▶ WHAT NEEDS TO BE DONE
Provide only the number of lines in the data below that contain the word "Properties".

-------- INPUT

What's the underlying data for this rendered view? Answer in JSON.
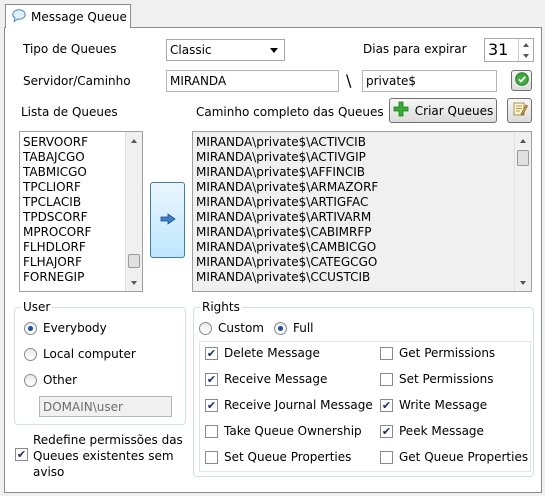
{
  "tab": {
    "label": "Message Queue",
    "icon": "speech-bubble-icon"
  },
  "form": {
    "tipo_label": "Tipo de Queues",
    "tipo_value": "Classic",
    "dias_label": "Dias para expirar",
    "dias_value": "31",
    "servidor_label": "Servidor/Caminho",
    "servidor_value": "MIRANDA",
    "separator": "\\",
    "path_value": "private$"
  },
  "lista": {
    "label": "Lista de Queues",
    "items": [
      "SERVOORF",
      "TABAJCGO",
      "TABMICGO",
      "TPCLIORF",
      "TPCLACIB",
      "TPDSCORF",
      "MPROCORF",
      "FLHDLORF",
      "FLHAJORF",
      "FORNEGIP"
    ]
  },
  "caminho": {
    "label": "Caminho completo das Queues",
    "criar_label": "Criar Queues",
    "items": [
      "MIRANDA\\private$\\ACTIVCIB",
      "MIRANDA\\private$\\ACTIVGIP",
      "MIRANDA\\private$\\AFFINCIB",
      "MIRANDA\\private$\\ARMAZORF",
      "MIRANDA\\private$\\ARTIGFAC",
      "MIRANDA\\private$\\ARTIVARM",
      "MIRANDA\\private$\\CABIMRFP",
      "MIRANDA\\private$\\CAMBICGO",
      "MIRANDA\\private$\\CATEGCGO",
      "MIRANDA\\private$\\CCUSTCIB"
    ]
  },
  "user": {
    "title": "User",
    "everybody": "Everybody",
    "local": "Local computer",
    "other": "Other",
    "other_placeholder": "DOMAIN\\user",
    "selected": "Everybody"
  },
  "redefine": {
    "line1": "Redefine permissões das",
    "line2": "Queues existentes sem",
    "line3": "aviso",
    "checked": true
  },
  "rights": {
    "title": "Rights",
    "custom": "Custom",
    "full": "Full",
    "selected": "Full",
    "left": [
      {
        "label": "Delete Message",
        "checked": true
      },
      {
        "label": "Receive Message",
        "checked": true
      },
      {
        "label": "Receive Journal Message",
        "checked": true
      },
      {
        "label": "Take Queue Ownership",
        "checked": false
      },
      {
        "label": "Set Queue Properties",
        "checked": false
      }
    ],
    "right": [
      {
        "label": "Get Permissions",
        "checked": false
      },
      {
        "label": "Set Permissions",
        "checked": false
      },
      {
        "label": "Write Message",
        "checked": true
      },
      {
        "label": "Peek Message",
        "checked": true
      },
      {
        "label": "Get Queue Properties",
        "checked": false
      }
    ]
  },
  "colors": {
    "accent": "#1a4fa8",
    "panel_border": "#8c8c8c",
    "group_border": "#d5dfe5"
  }
}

----------------

▶ RESPONSE TO THIS EXERCISE
2